» Set exercise: Pull out every line from the listing that has the word "main".

Data excerpts

════

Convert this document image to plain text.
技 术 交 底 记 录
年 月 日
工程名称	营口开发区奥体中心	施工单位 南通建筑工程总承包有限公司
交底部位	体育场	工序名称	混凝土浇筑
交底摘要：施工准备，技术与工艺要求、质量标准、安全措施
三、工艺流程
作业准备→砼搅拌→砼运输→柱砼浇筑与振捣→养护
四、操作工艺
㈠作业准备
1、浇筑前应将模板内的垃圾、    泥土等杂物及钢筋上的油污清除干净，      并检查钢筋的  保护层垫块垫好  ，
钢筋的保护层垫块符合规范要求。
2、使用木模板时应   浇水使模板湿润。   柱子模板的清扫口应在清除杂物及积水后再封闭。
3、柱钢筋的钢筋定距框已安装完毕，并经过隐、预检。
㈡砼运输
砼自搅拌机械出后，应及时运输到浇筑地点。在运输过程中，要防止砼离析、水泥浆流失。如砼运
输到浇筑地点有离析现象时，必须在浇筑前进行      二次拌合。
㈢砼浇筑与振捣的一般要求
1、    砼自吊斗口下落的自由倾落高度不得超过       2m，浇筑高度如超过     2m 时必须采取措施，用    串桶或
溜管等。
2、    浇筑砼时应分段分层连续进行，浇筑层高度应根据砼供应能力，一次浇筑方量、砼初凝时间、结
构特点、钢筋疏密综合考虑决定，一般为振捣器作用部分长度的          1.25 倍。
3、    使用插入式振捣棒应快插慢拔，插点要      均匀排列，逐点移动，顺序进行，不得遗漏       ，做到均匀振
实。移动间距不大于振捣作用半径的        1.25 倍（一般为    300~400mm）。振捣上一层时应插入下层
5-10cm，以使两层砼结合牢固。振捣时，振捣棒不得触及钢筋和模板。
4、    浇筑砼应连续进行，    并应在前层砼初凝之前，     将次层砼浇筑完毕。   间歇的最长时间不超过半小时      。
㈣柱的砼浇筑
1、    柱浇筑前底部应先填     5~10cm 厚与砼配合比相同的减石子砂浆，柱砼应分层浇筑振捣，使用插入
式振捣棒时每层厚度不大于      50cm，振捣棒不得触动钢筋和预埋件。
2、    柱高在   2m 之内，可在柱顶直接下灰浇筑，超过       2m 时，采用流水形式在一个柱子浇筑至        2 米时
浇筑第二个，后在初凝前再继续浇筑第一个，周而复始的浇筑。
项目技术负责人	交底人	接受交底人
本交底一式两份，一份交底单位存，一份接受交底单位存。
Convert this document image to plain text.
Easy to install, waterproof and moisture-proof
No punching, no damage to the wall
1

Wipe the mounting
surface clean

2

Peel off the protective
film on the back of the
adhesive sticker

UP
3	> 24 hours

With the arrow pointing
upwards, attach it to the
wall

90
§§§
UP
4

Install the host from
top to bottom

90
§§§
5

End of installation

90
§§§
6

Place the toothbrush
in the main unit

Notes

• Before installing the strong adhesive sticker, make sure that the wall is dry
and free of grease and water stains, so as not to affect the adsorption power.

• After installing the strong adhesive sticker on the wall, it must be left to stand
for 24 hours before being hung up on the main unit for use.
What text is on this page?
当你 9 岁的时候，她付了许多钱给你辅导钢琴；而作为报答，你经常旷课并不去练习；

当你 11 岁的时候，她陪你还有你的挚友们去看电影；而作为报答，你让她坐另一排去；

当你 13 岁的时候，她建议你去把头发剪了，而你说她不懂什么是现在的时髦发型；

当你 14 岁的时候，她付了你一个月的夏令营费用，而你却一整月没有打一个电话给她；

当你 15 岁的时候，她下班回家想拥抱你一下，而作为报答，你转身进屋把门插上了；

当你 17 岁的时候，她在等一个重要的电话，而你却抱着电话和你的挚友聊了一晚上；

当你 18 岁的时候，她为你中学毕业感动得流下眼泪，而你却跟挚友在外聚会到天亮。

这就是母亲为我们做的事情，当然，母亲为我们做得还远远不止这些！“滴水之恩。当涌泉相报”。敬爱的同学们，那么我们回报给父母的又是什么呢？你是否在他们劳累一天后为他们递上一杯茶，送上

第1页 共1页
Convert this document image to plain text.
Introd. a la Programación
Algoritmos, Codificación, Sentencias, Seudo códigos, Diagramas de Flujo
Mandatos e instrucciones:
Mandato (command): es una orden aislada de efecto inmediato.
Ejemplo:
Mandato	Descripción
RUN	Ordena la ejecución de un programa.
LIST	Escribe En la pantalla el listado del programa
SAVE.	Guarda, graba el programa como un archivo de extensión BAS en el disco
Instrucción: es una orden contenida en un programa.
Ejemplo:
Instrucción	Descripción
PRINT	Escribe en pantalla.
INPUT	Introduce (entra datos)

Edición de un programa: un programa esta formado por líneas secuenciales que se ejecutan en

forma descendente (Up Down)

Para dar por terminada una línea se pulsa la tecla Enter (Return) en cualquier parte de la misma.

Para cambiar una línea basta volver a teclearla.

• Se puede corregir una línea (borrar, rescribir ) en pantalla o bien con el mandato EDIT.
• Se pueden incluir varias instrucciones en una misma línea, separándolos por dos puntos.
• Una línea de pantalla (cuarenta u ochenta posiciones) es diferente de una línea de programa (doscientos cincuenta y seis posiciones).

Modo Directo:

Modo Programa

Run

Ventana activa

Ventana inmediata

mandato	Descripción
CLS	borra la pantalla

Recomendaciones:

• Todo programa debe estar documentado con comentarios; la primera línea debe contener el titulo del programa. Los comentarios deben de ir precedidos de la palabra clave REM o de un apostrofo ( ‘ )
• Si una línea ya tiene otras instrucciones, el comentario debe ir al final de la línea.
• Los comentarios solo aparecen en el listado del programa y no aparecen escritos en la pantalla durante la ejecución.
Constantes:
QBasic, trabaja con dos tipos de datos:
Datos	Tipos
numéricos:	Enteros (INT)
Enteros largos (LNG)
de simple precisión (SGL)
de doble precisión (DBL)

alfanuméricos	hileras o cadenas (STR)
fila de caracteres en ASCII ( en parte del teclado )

════

» Written response:
in the main unit
for 24 hours before being hung up on the main unit for use.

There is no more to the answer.